▶ [Task prompt]
Scan the material and copy every line in which "icon" appears.

Begin

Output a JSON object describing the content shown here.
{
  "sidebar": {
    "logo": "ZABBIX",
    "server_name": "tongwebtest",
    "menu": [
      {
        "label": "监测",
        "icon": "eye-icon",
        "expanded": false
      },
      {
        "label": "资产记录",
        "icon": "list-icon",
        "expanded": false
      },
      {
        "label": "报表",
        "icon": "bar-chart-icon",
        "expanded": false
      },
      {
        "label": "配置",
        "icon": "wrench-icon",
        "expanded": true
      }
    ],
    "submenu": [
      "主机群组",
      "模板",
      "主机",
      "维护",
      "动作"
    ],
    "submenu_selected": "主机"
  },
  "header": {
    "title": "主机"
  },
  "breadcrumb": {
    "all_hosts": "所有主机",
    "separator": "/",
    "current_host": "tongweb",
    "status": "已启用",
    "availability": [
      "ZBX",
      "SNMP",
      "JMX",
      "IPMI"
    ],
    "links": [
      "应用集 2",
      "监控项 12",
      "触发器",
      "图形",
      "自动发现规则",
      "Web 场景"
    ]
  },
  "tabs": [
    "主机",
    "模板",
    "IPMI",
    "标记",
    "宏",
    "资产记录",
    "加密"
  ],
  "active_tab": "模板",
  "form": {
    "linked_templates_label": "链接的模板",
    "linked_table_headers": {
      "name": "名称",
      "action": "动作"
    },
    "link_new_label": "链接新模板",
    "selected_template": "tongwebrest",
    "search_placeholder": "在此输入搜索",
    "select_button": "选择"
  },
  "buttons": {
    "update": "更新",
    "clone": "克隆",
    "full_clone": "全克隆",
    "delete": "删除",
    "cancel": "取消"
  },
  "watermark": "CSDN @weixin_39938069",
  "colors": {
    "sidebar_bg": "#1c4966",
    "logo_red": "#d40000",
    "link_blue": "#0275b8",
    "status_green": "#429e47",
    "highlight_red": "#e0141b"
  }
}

End
Begin

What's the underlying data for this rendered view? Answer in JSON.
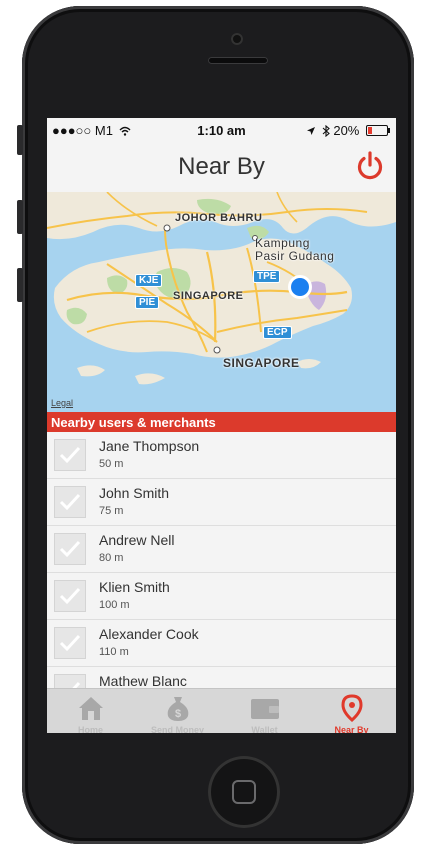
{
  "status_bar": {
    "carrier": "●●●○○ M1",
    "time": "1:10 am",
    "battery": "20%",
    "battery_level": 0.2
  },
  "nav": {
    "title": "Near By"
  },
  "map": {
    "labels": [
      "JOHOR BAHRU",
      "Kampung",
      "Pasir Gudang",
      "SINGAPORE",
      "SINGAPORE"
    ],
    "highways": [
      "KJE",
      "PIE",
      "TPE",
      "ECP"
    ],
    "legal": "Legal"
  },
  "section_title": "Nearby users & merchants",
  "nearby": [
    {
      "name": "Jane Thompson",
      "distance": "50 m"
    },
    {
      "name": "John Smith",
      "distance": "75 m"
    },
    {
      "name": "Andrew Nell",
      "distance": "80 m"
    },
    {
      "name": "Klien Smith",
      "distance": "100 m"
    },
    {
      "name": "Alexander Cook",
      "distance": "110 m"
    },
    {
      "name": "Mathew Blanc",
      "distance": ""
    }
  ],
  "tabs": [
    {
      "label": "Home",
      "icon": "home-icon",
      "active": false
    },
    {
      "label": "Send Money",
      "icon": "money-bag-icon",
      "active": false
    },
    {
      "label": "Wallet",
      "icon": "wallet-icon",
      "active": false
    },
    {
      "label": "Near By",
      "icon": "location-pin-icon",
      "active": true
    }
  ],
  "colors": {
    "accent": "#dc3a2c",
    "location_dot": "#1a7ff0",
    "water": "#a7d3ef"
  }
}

End

▶ [Complete output]
        "icon": "eye-icon",
        "icon": "list-icon",
        "icon": "bar-chart-icon",
        "icon": "wrench-icon",
      "icon": "home-icon",
      "icon": "money-bag-icon",
      "icon": "wallet-icon",
      "icon": "location-pin-icon",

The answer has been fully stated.